» **Tâches à réaliser**
A) Pour chaque énoncé ci-dessous, dites s'il concorde avec l'extrait sur l'évolution de l'orthographe. Répondez par oui ou par non et citez textuellement les mots décisifs. (i) En tchèque, l'orthographe avec « z » et celle avec « s » sont toutes deux autorisées. (ii) L'orthographe sans « f » date du XIXe siècle. (iii) En ancien français, le « f » se prononçait au pluriel.
B) D'après l'extrait sur l'évolution de l'orthographe, pourquoi les académiciens tchèques ont-ils autorisé les deux variantes, avec « z » et avec « s » ? Répondez en une à trois phrases.
C) Transcrivez fidèlement le passage de l'extrait qui commence par « Il faut dire » et se termine par « toujours, visiblement ! ».

Il est absolument normal que l´orthographe évolue avec la langue. Mais parfois je me pose la question : est-ce que tous les changements sont acceptables ? En tchèque on a aussi quelques changements d´orthographe. Par exemple : en ce qui concerne les mots : philosophie, président, université qu´on écrivait depuis des siècles et des siècles avec « s » (filosofie, president, universita) après "la modernisation" leur nouvelle orthographe est avec «z» : (filozofie, prezident, univerzita…). Vu que certaines personnes (moi non plus) n´avaient jamais accepté une telle nouvelle orthographe, les académiciens ont pris une sage décision : toutes les deux variantes (avec « z » et avec « s ») sont autorisées.

Je m´excuse de chercher toujours les analogies même s´il n´y a pas un rapport direct. Mais finalement il y a une connexité et tout se tient J


----------



## CapnPrep

Bartalmission said:


> il ne s´agit que d´une certaine "modernisation" de l´orthographe


Il faut dire que l'orthographe sans « f » n'est pas si récente que ça (XIIe siècle). En effet, en ancien français, le « f » n'était pas prononcé au pluriel, et on écrivait logiquement _cles_.

D'ailleurs, pour le TFLi, _clé_ est « l'anc[ienne] forme », dans le contexte du français classique/moderne. La concurrence entre les deux formes a été un peu compliquée, et elle l'est toujours, visiblement !

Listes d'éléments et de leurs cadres
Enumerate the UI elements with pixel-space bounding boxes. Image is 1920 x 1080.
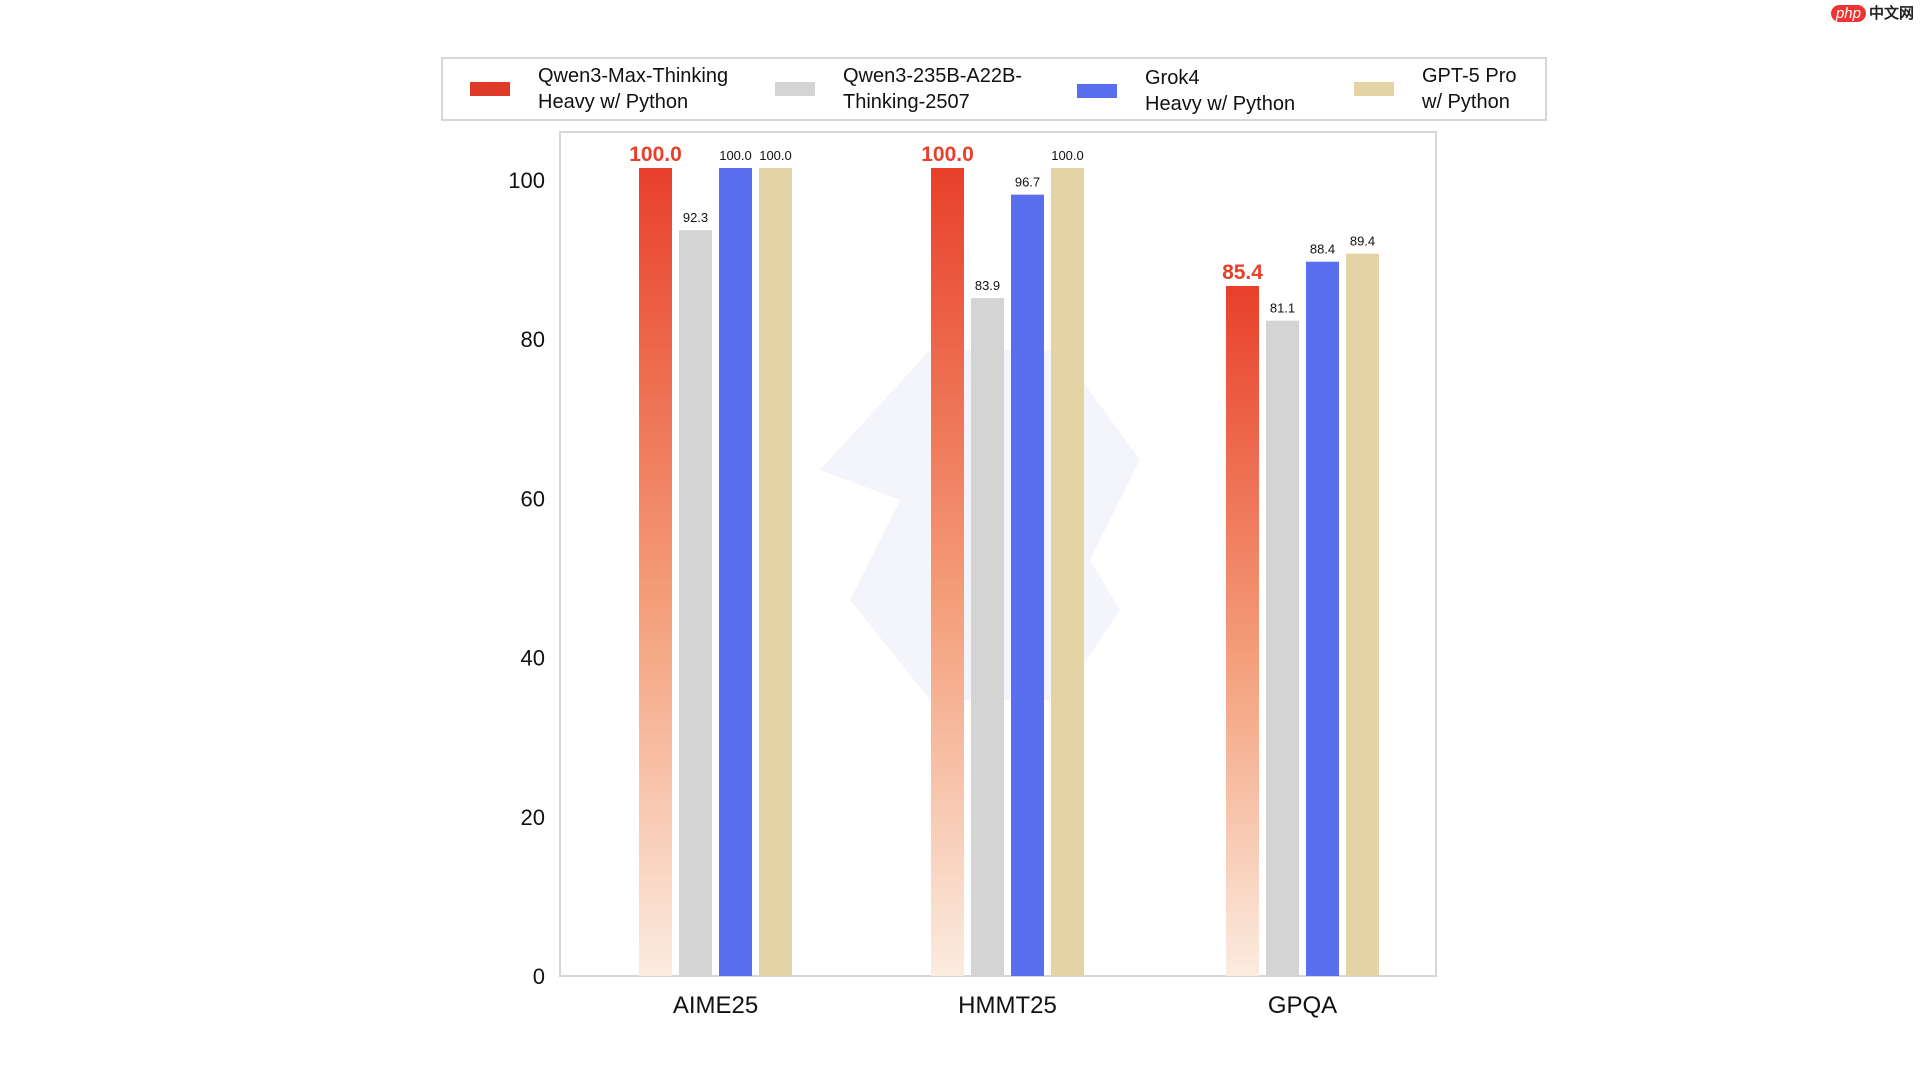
data-label: 81.1 bbox=[1270, 301, 1295, 316]
legend-swatch bbox=[1077, 84, 1117, 98]
legend-label: Grok4 Heavy w/ Python bbox=[1145, 67, 1296, 115]
y-tick-label: 40 bbox=[521, 646, 545, 671]
data-label: 85.4 bbox=[1222, 261, 1263, 284]
bar bbox=[679, 230, 712, 976]
y-tick-label: 60 bbox=[521, 486, 545, 511]
legend: Qwen3-Max-Thinking Heavy w/ Python Qwen3… bbox=[441, 57, 1547, 121]
legend-item: GPT-5 Pro w/ Python bbox=[1354, 63, 1516, 115]
data-label: 100.0 bbox=[759, 148, 792, 163]
y-tick-label: 80 bbox=[521, 327, 545, 352]
x-tick-label: HMMT25 bbox=[958, 992, 1057, 1019]
bar bbox=[971, 298, 1004, 976]
legend-label: GPT-5 Pro w/ Python bbox=[1422, 65, 1517, 113]
legend-item: Qwen3-Max-Thinking Heavy w/ Python bbox=[470, 63, 728, 115]
data-label: 100.0 bbox=[1051, 148, 1084, 163]
bar bbox=[931, 168, 964, 976]
legend-swatch bbox=[470, 82, 510, 96]
bar bbox=[639, 168, 672, 976]
data-label: 100.0 bbox=[719, 148, 752, 163]
bar bbox=[1226, 285, 1259, 976]
bar bbox=[719, 168, 752, 976]
legend-label: Qwen3-Max-Thinking Heavy w/ Python bbox=[538, 65, 729, 113]
data-label: 100.0 bbox=[921, 143, 974, 166]
legend-item: Qwen3-235B-A22B- Thinking-2507 bbox=[775, 63, 1022, 115]
data-label: 83.9 bbox=[975, 278, 1000, 293]
watermark-brand: php bbox=[1830, 5, 1866, 22]
data-label: 92.3 bbox=[683, 210, 708, 225]
y-tick-label: 0 bbox=[533, 964, 545, 989]
x-tick-label: AIME25 bbox=[673, 992, 758, 1019]
x-tick-label: GPQA bbox=[1268, 992, 1337, 1019]
data-label: 89.4 bbox=[1350, 234, 1375, 249]
bar bbox=[1011, 194, 1044, 976]
watermark-logo: php 中文网 bbox=[1830, 2, 1914, 23]
bar bbox=[1306, 261, 1339, 976]
y-tick-label: 100 bbox=[508, 168, 545, 193]
y-tick-label: 20 bbox=[521, 805, 545, 830]
legend-item: Grok4 Heavy w/ Python bbox=[1077, 65, 1295, 117]
bar bbox=[759, 168, 792, 976]
bar bbox=[1266, 320, 1299, 976]
bar bbox=[1346, 253, 1379, 976]
bar bbox=[1051, 168, 1084, 976]
data-label: 100.0 bbox=[629, 143, 682, 166]
data-label: 88.4 bbox=[1310, 242, 1335, 257]
legend-swatch bbox=[1354, 82, 1394, 96]
legend-label: Qwen3-235B-A22B- Thinking-2507 bbox=[843, 65, 1022, 113]
data-label: 96.7 bbox=[1015, 175, 1040, 190]
legend-swatch bbox=[775, 82, 815, 96]
watermark-site: 中文网 bbox=[1868, 5, 1914, 22]
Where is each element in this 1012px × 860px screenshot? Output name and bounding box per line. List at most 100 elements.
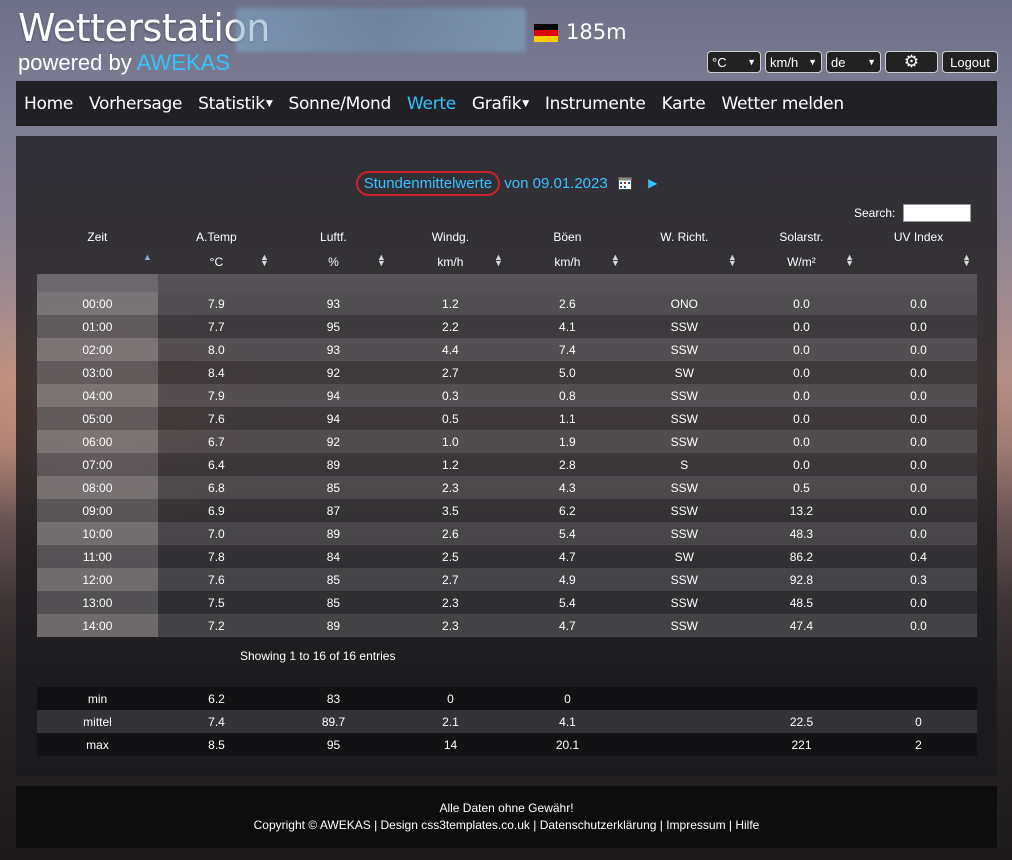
wind-unit-select[interactable]: km/h ▼ xyxy=(765,51,822,73)
main-nav: Home Vorhersage Statistik▼ Sonne/Mond We… xyxy=(16,81,997,126)
calendar-icon[interactable] xyxy=(617,177,632,194)
table-cell: 8.4 xyxy=(157,361,275,384)
sort-both-icon: ▲ ▼ xyxy=(610,252,620,268)
col-unit-windg[interactable]: km/h ▲ ▼ xyxy=(392,249,509,274)
table-cell: 0.5 xyxy=(391,407,509,430)
table-cell: 0.0 xyxy=(860,407,977,430)
summary-cell: 6.2 xyxy=(158,687,275,710)
view-selector[interactable]: Stundenmittelwerte xyxy=(355,171,501,196)
table-cell: 7.4 xyxy=(508,338,626,361)
col-unit-richt[interactable]: ▲ ▼ xyxy=(626,249,743,274)
language-select[interactable]: de ▼ xyxy=(826,51,881,73)
table-row: 03:00 8.4 92 2.7 5.0 SW 0.0 0.0 xyxy=(37,361,977,384)
table-cell: 2.3 xyxy=(391,476,509,499)
table-cell: 2.3 xyxy=(391,591,509,614)
table-cell: 4.3 xyxy=(508,476,626,499)
summary-cell: 8.5 xyxy=(158,733,275,756)
table-cell: 7.5 xyxy=(157,591,275,614)
table-cell: 0.0 xyxy=(860,361,977,384)
col-header-windg[interactable]: Windg. xyxy=(431,229,470,244)
table-cell: 02:00 xyxy=(37,338,158,361)
redacted-station-name xyxy=(236,8,526,52)
language-value: de xyxy=(831,54,846,70)
wind-unit-value: km/h xyxy=(770,54,799,70)
spacer-cell xyxy=(37,274,158,292)
col-header-richt[interactable]: W. Richt. xyxy=(660,229,709,244)
col-unit-zeit[interactable]: ▲ xyxy=(37,249,158,274)
table-cell: 5.4 xyxy=(508,522,626,545)
table-cell: 7.6 xyxy=(157,568,275,591)
table-cell: 05:00 xyxy=(37,407,158,430)
nav-home[interactable]: Home xyxy=(24,93,74,114)
col-header-zeit[interactable]: Zeit xyxy=(87,229,108,244)
nav-statistik[interactable]: Statistik▼ xyxy=(190,94,280,114)
next-day-arrow-icon[interactable]: ▶ xyxy=(648,176,658,190)
table-cell: 0.0 xyxy=(860,292,977,315)
table-cell: 86.2 xyxy=(742,545,861,568)
settings-button[interactable]: ⚙ xyxy=(885,51,938,73)
col-header-luftf[interactable]: Luftf. xyxy=(320,229,347,244)
table-cell: ONO xyxy=(625,292,743,315)
temperature-unit-select[interactable]: °C ▼ xyxy=(707,51,761,73)
table-cell: 0.8 xyxy=(508,384,626,407)
summary-cell: max xyxy=(37,733,158,756)
summary-cell xyxy=(626,710,743,733)
station-altitude: 185m xyxy=(566,20,627,44)
awekas-brand-link[interactable]: AWEKAS xyxy=(136,50,230,75)
col-header-temp[interactable]: A.Temp xyxy=(196,229,237,244)
gear-icon: ⚙ xyxy=(903,52,920,71)
col-header-boeen[interactable]: Böen xyxy=(553,229,582,244)
powered-by: powered by AWEKAS xyxy=(18,50,230,76)
table-cell: 6.4 xyxy=(157,453,275,476)
table-cell: 0.0 xyxy=(742,361,861,384)
table-cell: 7.7 xyxy=(157,315,275,338)
table-cell: 92 xyxy=(274,361,392,384)
logout-button[interactable]: Logout xyxy=(942,51,998,73)
table-cell: SW xyxy=(625,361,743,384)
table-cell: SSW xyxy=(625,407,743,430)
table-cell: 92 xyxy=(274,430,392,453)
table-body: 00:00 7.9 93 1.2 2.6 ONO 0.0 0.0 01:00 7.7 95 2.2 4.… xyxy=(37,274,977,637)
search-input[interactable] xyxy=(903,204,971,222)
selected-date: 09.01.2023 xyxy=(532,175,608,192)
caret-down-icon: ▼ xyxy=(265,98,273,109)
table-row: 02:00 8.0 93 4.4 7.4 SSW 0.0 0.0 xyxy=(37,338,977,361)
footer-links[interactable]: Copyright © AWEKAS | Design css3template… xyxy=(253,818,760,832)
spacer-cell xyxy=(742,274,861,292)
nav-sonne-mond[interactable]: Sonne/Mond xyxy=(288,93,392,114)
table-row: 04:00 7.9 94 0.3 0.8 SSW 0.0 0.0 xyxy=(37,384,977,407)
col-unit-uv[interactable]: ▲ ▼ xyxy=(860,249,977,274)
nav-karte[interactable]: Karte xyxy=(661,93,706,114)
nav-werte[interactable]: Werte xyxy=(407,93,456,114)
table-cell: 08:00 xyxy=(37,476,158,499)
col-unit-luftf[interactable]: % ▲ ▼ xyxy=(275,249,392,274)
summary-cell: 95 xyxy=(275,733,392,756)
table-cell: 0.0 xyxy=(742,338,861,361)
nav-wetter-melden[interactable]: Wetter melden xyxy=(721,93,844,114)
unit-label: km/h xyxy=(437,254,464,269)
nav-instrumente[interactable]: Instrumente xyxy=(544,93,646,114)
table-cell: 3.5 xyxy=(391,499,509,522)
table-cell: SSW xyxy=(625,499,743,522)
col-unit-temp[interactable]: °C ▲ ▼ xyxy=(158,249,275,274)
col-header-solar[interactable]: Solarstr. xyxy=(779,229,824,244)
summary-cell: 83 xyxy=(275,687,392,710)
powered-by-prefix: powered by xyxy=(18,50,132,75)
table-cell: 14:00 xyxy=(37,614,158,637)
table-cell: 09:00 xyxy=(37,499,158,522)
spacer-cell xyxy=(508,274,626,292)
spacer-cell xyxy=(391,274,509,292)
table-cell: 0.3 xyxy=(860,568,977,591)
table-cell: 4.7 xyxy=(508,614,626,637)
col-unit-solar[interactable]: W/m² ▲ ▼ xyxy=(743,249,860,274)
nav-vorhersage[interactable]: Vorhersage xyxy=(89,93,183,114)
col-header-uv[interactable]: UV Index xyxy=(893,229,944,244)
temperature-unit-value: °C xyxy=(712,54,727,70)
nav-grafik[interactable]: Grafik▼ xyxy=(464,94,537,114)
summary-cell: 2 xyxy=(860,733,977,756)
table-cell: 89 xyxy=(274,453,392,476)
col-unit-boeen[interactable]: km/h ▲ ▼ xyxy=(509,249,626,274)
table-cell: 0.3 xyxy=(391,384,509,407)
sort-both-icon: ▲ ▼ xyxy=(376,252,386,268)
table-cell: 2.5 xyxy=(391,545,509,568)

» **Résultats obtenus**
A)
(i) Oui : « toutes les deux variantes (avec « z » et avec « s ») sont autorisées ».
(ii) Non : « l'orthographe sans « f » n'est pas si récente que ça (XIIe siècle) ».
(iii) Non : « le « f » n'était pas prononcé au pluriel ».

B) Certaines personnes n'avaient jamais accepté la nouvelle orthographe avec « z » introduite par la « modernisation ». Les académiciens ont donc autorisé les deux variantes.

C)
Il faut dire que l'orthographe sans « f » n'est pas si récente que ça (XIIe siècle). En effet, en ancien français, le « f » n'était pas prononcé au pluriel, et on écrivait logiquement _cles_.

D'ailleurs, pour le TFLi, _clé_ est « l'anc[ienne] forme », dans le contexte du français classique/moderne. La concurrence entre les deux formes a été un peu compliquée, et elle l'est toujours, visiblement !